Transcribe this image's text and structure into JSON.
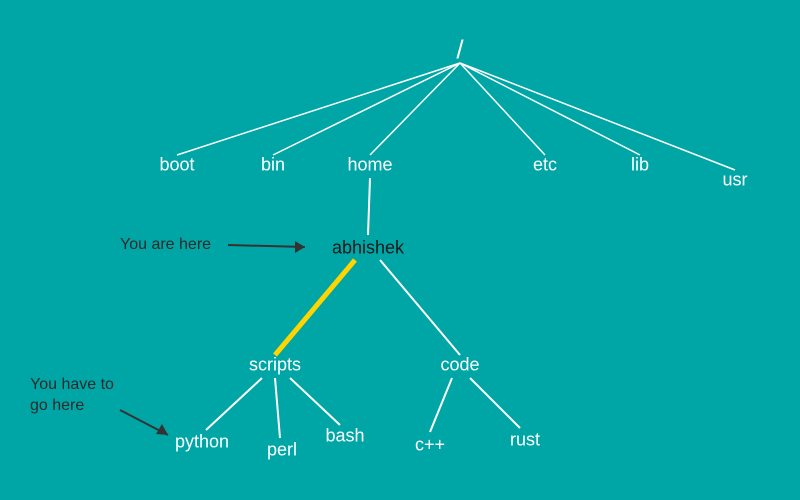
{
  "root": "/",
  "level1": {
    "boot": "boot",
    "bin": "bin",
    "home": "home",
    "etc": "etc",
    "lib": "lib",
    "usr": "usr"
  },
  "level2": {
    "abhishek": "abhishek"
  },
  "level3": {
    "scripts": "scripts",
    "code": "code"
  },
  "level4": {
    "python": "python",
    "perl": "perl",
    "bash": "bash",
    "cpp": "c++",
    "rust": "rust"
  },
  "annotations": {
    "here": "You are here",
    "go": "You have to\ngo here"
  }
}
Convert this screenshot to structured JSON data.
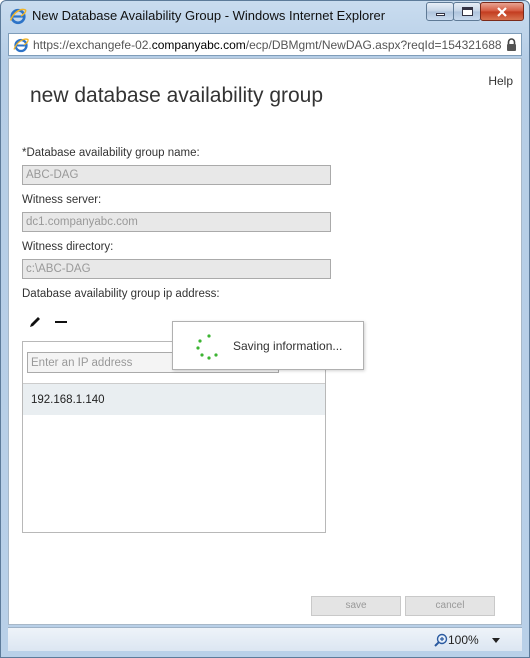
{
  "window": {
    "title": "New Database Availability Group - Windows Internet Explorer",
    "controls": {
      "minimize": "minimize",
      "maximize": "maximize",
      "close": "close"
    }
  },
  "addressbar": {
    "prefix": "https://exchangefe-02.",
    "domain": "companyabc.com",
    "path": "/ecp/DBMgmt/NewDAG.aspx?reqId=154321688",
    "icon": "ie-page-icon",
    "secure_icon": "lock-icon"
  },
  "page": {
    "help": "Help",
    "title": "new database availability group",
    "fields": {
      "dag_name_label": "*Database availability group name:",
      "dag_name_value": "ABC-DAG",
      "witness_server_label": "Witness server:",
      "witness_server_value": "dc1.companyabc.com",
      "witness_dir_label": "Witness directory:",
      "witness_dir_value": "c:\\ABC-DAG",
      "ip_label": "Database availability group ip address:"
    },
    "ip_panel": {
      "placeholder": "Enter an IP address",
      "addresses": [
        "192.168.1.140"
      ]
    },
    "saving": {
      "text": "Saving information..."
    },
    "buttons": {
      "save": "save",
      "cancel": "cancel"
    }
  },
  "statusbar": {
    "zoom": "100%"
  },
  "colors": {
    "spinner": "#3cb432",
    "accent": "#1e5aa8"
  }
}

——

WRITTEN TASK> Pull every line containing "icon" from the data.

SOLUTION>
    "icon": "ie-page-icon",
    "secure_icon": "lock-icon"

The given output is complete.